**Exercise input**
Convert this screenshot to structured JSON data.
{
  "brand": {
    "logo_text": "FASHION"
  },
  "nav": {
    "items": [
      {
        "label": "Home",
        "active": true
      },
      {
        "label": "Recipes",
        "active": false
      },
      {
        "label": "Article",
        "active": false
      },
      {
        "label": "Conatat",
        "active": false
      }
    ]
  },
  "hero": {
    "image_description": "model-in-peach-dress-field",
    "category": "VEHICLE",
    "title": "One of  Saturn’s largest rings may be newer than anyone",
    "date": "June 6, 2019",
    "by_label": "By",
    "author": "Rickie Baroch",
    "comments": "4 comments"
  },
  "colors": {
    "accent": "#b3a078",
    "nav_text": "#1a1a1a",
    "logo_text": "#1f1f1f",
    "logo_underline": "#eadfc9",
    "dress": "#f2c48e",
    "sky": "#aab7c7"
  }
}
--
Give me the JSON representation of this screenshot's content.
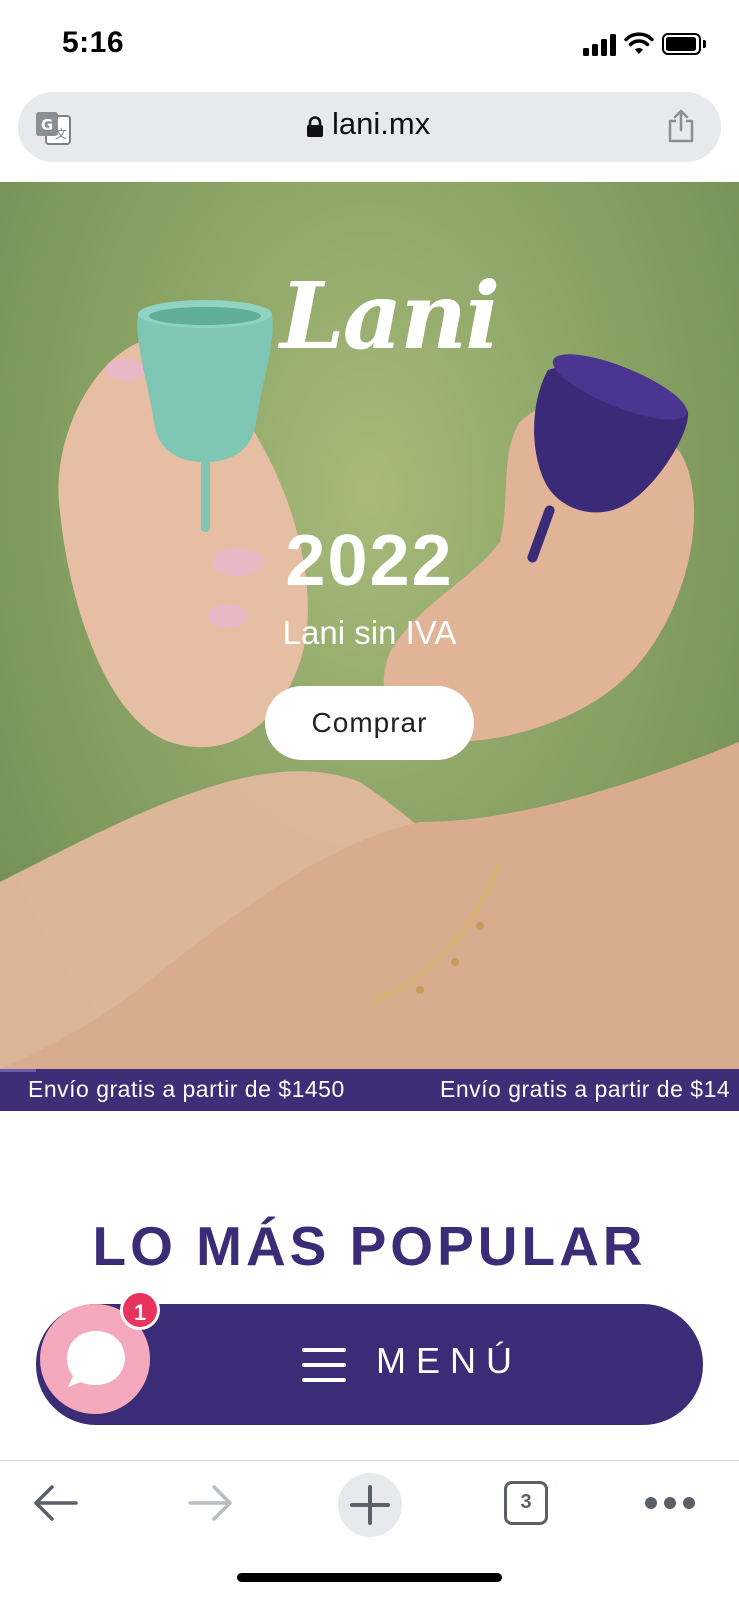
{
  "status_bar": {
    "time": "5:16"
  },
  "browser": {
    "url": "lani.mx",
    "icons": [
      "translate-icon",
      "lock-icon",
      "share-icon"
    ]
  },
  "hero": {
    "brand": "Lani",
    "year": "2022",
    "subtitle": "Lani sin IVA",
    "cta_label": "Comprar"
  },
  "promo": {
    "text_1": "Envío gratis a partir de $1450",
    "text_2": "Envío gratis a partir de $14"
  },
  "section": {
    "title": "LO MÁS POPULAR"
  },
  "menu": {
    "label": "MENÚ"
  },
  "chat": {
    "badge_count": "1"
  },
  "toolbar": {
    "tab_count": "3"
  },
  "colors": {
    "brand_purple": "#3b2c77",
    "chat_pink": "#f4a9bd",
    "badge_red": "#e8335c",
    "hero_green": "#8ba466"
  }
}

**Aim**
Out of the material above, select every line that holds the string "screenshot".

**Reply to the task**
Convert this screenshot to structured JSON data.
Give me the JSON representation of this screenshot's content.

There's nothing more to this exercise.